PROMPT: Copy out each line that has "einem" in it.

---

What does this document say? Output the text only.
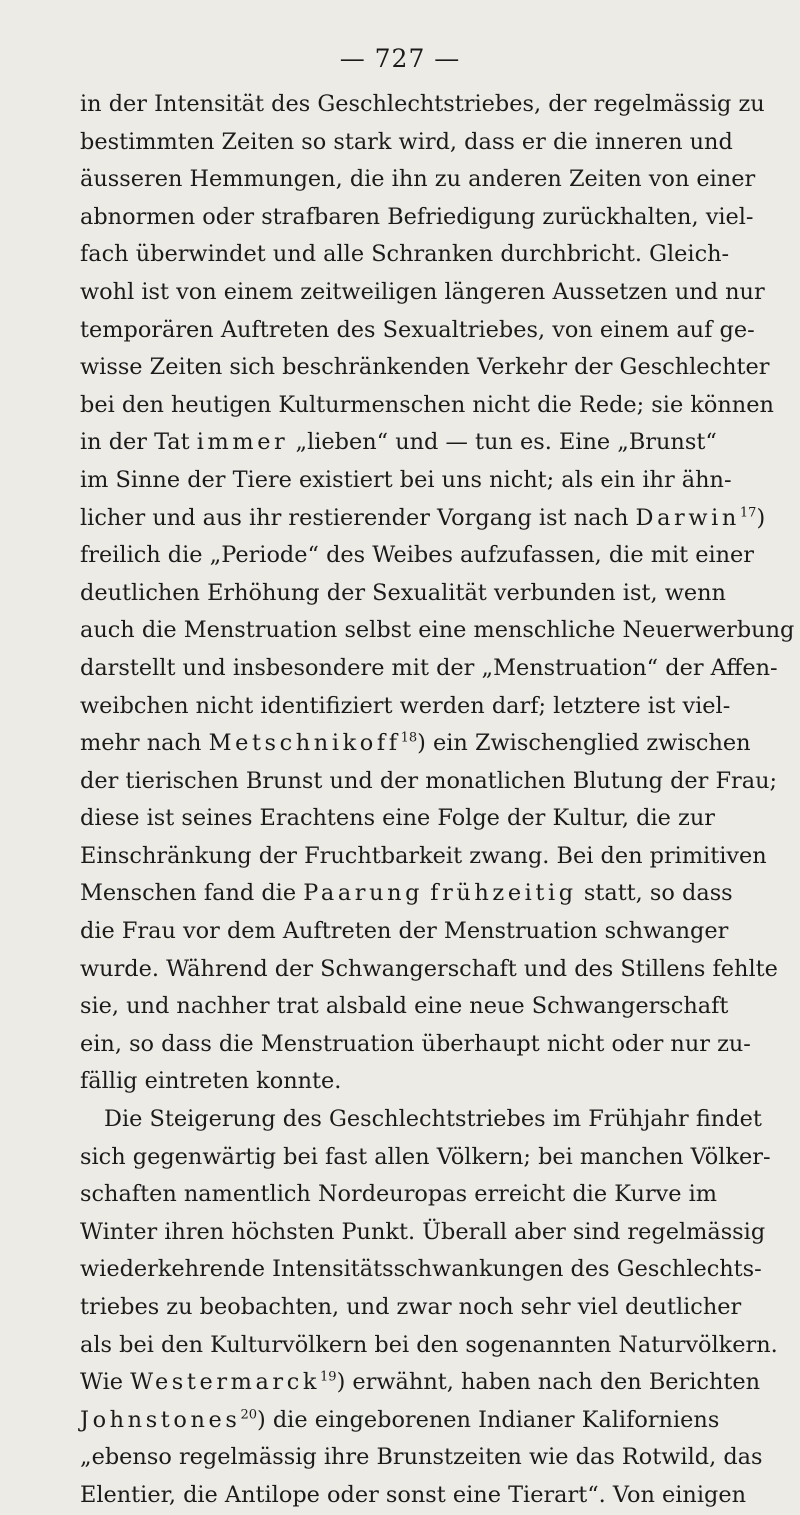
— 727 —
in der Intensität des Geschlechtstriebes, der regelmässig zu
bestimmten Zeiten so stark wird, dass er die inneren und
äusseren Hemmungen, die ihn zu anderen Zeiten von einer
abnormen oder strafbaren Befriedigung zurückhalten, viel-
fach überwindet und alle Schranken durchbricht. Gleich-
wohl ist von einem zeitweiligen längeren Aussetzen und nur
temporären Auftreten des Sexualtriebes, von einem auf ge-
wisse Zeiten sich beschränkenden Verkehr der Geschlechter
bei den heutigen Kulturmenschen nicht die Rede; sie können
in der Tat immer „lieben“ und — tun es. Eine „Brunst“
im Sinne der Tiere existiert bei uns nicht; als ein ihr ähn-
licher und aus ihr restierender Vorgang ist nach Darwin$^{17}$)
freilich die „Periode“ des Weibes aufzufassen, die mit einer
deutlichen Erhöhung der Sexualität verbunden ist, wenn
auch die Menstruation selbst eine menschliche Neuerwerbung
darstellt und insbesondere mit der „Menstruation“ der Affen-
weibchen nicht identifiziert werden darf; letztere ist viel-
mehr nach Metschnikoff$^{18}$) ein Zwischenglied zwischen
der tierischen Brunst und der monatlichen Blutung der Frau;
diese ist seines Erachtens eine Folge der Kultur, die zur
Einschränkung der Fruchtbarkeit zwang. Bei den primitiven
Menschen fand die Paarung frühzeitig statt, so dass
die Frau vor dem Auftreten der Menstruation schwanger
wurde. Während der Schwangerschaft und des Stillens fehlte
sie, und nachher trat alsbald eine neue Schwangerschaft
ein, so dass die Menstruation überhaupt nicht oder nur zu-
fällig eintreten konnte.
Die Steigerung des Geschlechtstriebes im Frühjahr findet
sich gegenwärtig bei fast allen Völkern; bei manchen Völker-
schaften namentlich Nordeuropas erreicht die Kurve im
Winter ihren höchsten Punkt. Überall aber sind regelmässig
wiederkehrende Intensitätsschwankungen des Geschlechts-
triebes zu beobachten, und zwar noch sehr viel deutlicher
als bei den Kulturvölkern bei den sogenannten Naturvölkern.
Wie Westermarck$^{19}$) erwähnt, haben nach den Berichten
Johnstones$^{20}$) die eingeborenen Indianer Kaliforniens
„ebenso regelmässig ihre Brunstzeiten wie das Rotwild, das
Elentier, die Antilope oder sonst eine Tierart“. Von einigen
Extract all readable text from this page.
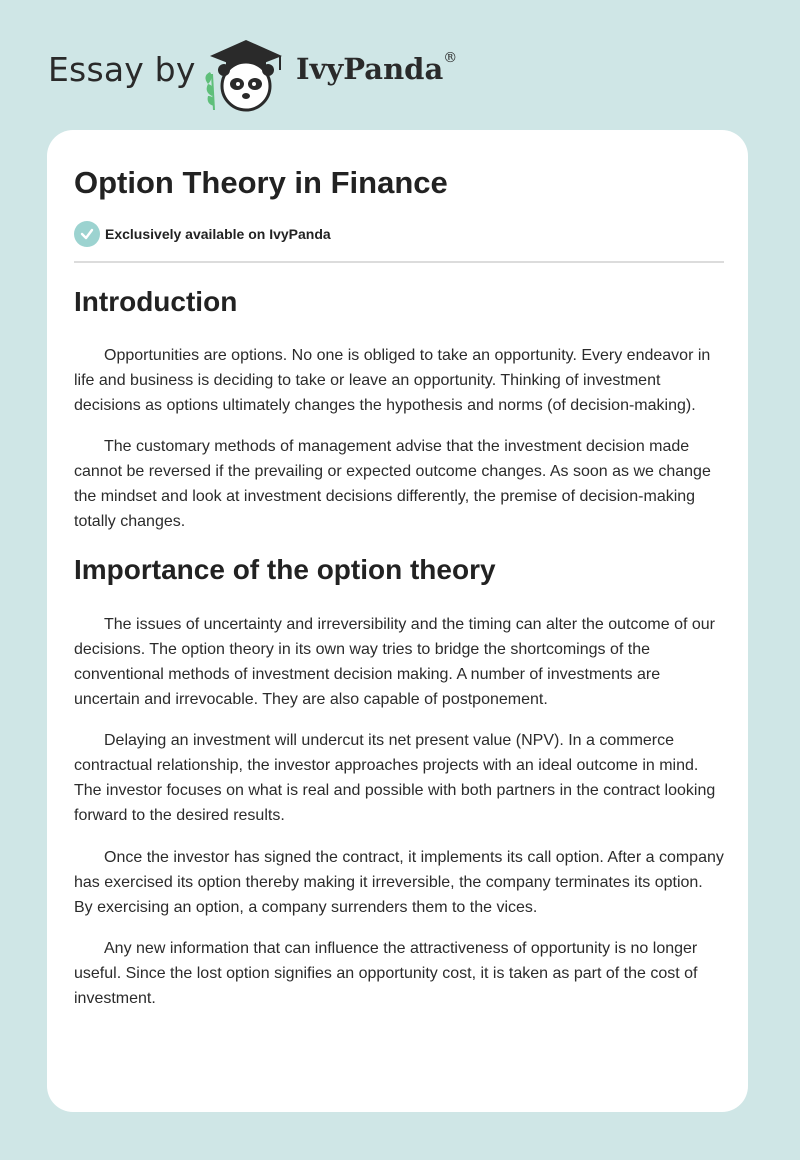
Essay by	IvyPanda®
Option Theory in Finance
Exclusively available on IvyPanda
Introduction

Opportunities are options. No one is obliged to take an opportunity. Every endeavor in life and business is deciding to take or leave an opportunity. Thinking of investment decisions as options ultimately changes the hypothesis and norms (of decision-making).

The customary methods of management advise that the investment decision made cannot be reversed if the prevailing or expected outcome changes. As soon as we change the mindset and look at investment decisions differently, the premise of decision-making totally changes.

Importance of the option theory

The issues of uncertainty and irreversibility and the timing can alter the outcome of our decisions. The option theory in its own way tries to bridge the shortcomings of the conventional methods of investment decision making. A number of investments are uncertain and irrevocable. They are also capable of postponement.

Delaying an investment will undercut its net present value (NPV). In a commerce contractual relationship, the investor approaches projects with an ideal outcome in mind. The investor focuses on what is real and possible with both partners in the contract looking forward to the desired results.

Once the investor has signed the contract, it implements its call option. After a company has exercised its option thereby making it irreversible, the company terminates its option. By exercising an option, a company surrenders them to the vices.

Any new information that can influence the attractiveness of opportunity is no longer useful. Since the lost option signifies an opportunity cost, it is taken as part of the cost of investment.
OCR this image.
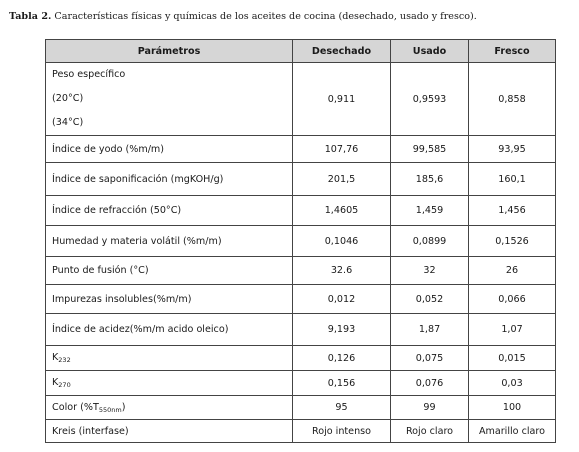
Tabla 2. Características físicas y químicas de los aceites de cocina (desechado, usado y fresco).
Parámetros	Desechado	Usado	Fresco

Peso específico
(20°C)
(34°C)	0,911	0,9593	0,858
Índice de yodo (%m/m)	107,76	99,585	93,95
Índice de saponificación (mgKOH/g)	201,5	185,6	160,1
Índice de refracción (50°C)	1,4605	1,459	1,456
Humedad y materia volátil (%m/m)	0,1046	0,0899	0,1526
Punto de fusión (°C)	32.6	32	26
Impurezas insolubles(%m/m)	0,012	0,052	0,066
Índice de acidez(%m/m acido oleico)	9,193	1,87	1,07
$K_{232}$	0,126	0,075	0,015
$K_{270}$	0,156	0,076	0,03
Color $(\%T_{550nm})$	95	99	100
Kreis (interfase)	Rojo intenso	Rojo claro	Amarillo claro
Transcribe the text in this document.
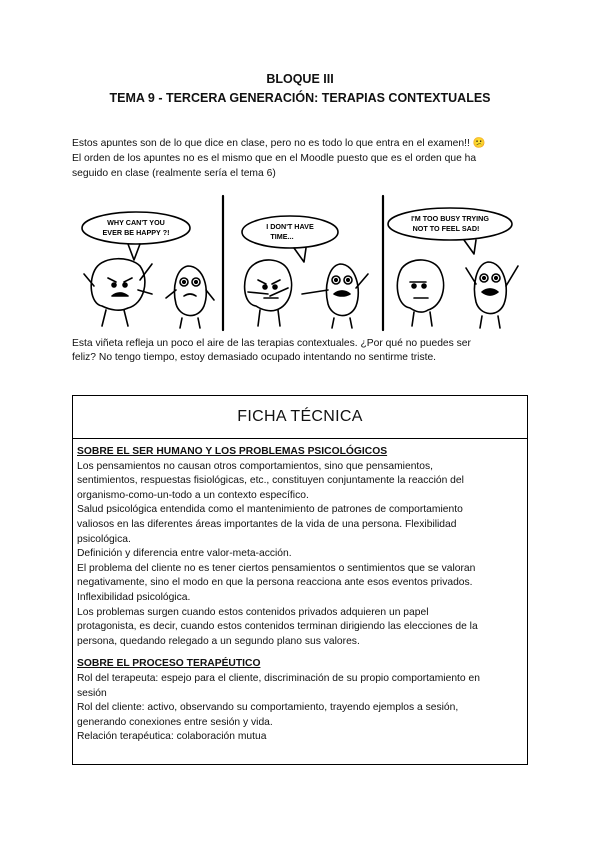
BLOQUE III
TEMA 9 - TERCERA GENERACIÓN: TERAPIAS CONTEXTUALES
Estos apuntes son de lo que dice en clase, pero no es todo lo que entra en el examen!! 😕
El orden de los apuntes no es el mismo que en el Moodle puesto que es el orden que ha
seguido en clase (realmente sería el tema 6)
WHY CAN'T YOU
EVER BE HAPPY ?!
I DON'T HAVE
TIME...
I'M TOO BUSY TRYING
NOT TO FEEL SAD!
Esta viñeta refleja un poco el aire de las terapias contextuales. ¿Por qué no puedes ser
feliz? No tengo tiempo, estoy demasiado ocupado intentando no sentirme triste.
FICHA TÉCNICA
SOBRE EL SER HUMANO Y LOS PROBLEMAS PSICOLÓGICOS

Los pensamientos no causan otros comportamientos, sino que pensamientos,

sentimientos, respuestas fisiológicas, etc., constituyen conjuntamente la reacción del

organismo-como-un-todo a un contexto específico.

Salud psicológica entendida como el mantenimiento de patrones de comportamiento

valiosos en las diferentes áreas importantes de la vida de una persona. Flexibilidad

psicológica.

Definición y diferencia entre valor-meta-acción.

El problema del cliente no es tener ciertos pensamientos o sentimientos que se valoran

negativamente, sino el modo en que la persona reacciona ante esos eventos privados.

Inflexibilidad psicológica.

Los problemas surgen cuando estos contenidos privados adquieren un papel

protagonista, es decir, cuando estos contenidos terminan dirigiendo las elecciones de la

persona, quedando relegado a un segundo plano sus valores.

SOBRE EL PROCESO TERAPÉUTICO

Rol del terapeuta: espejo para el cliente, discriminación de su propio comportamiento en

sesión

Rol del cliente: activo, observando su comportamiento, trayendo ejemplos a sesión,

generando conexiones entre sesión y vida.

Relación terapéutica: colaboración mutua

---

OUTPUT:
wohl ist von einem zeitweiligen längeren Aussetzen und nur
temporären Auftreten des Sexualtriebes, von einem auf ge-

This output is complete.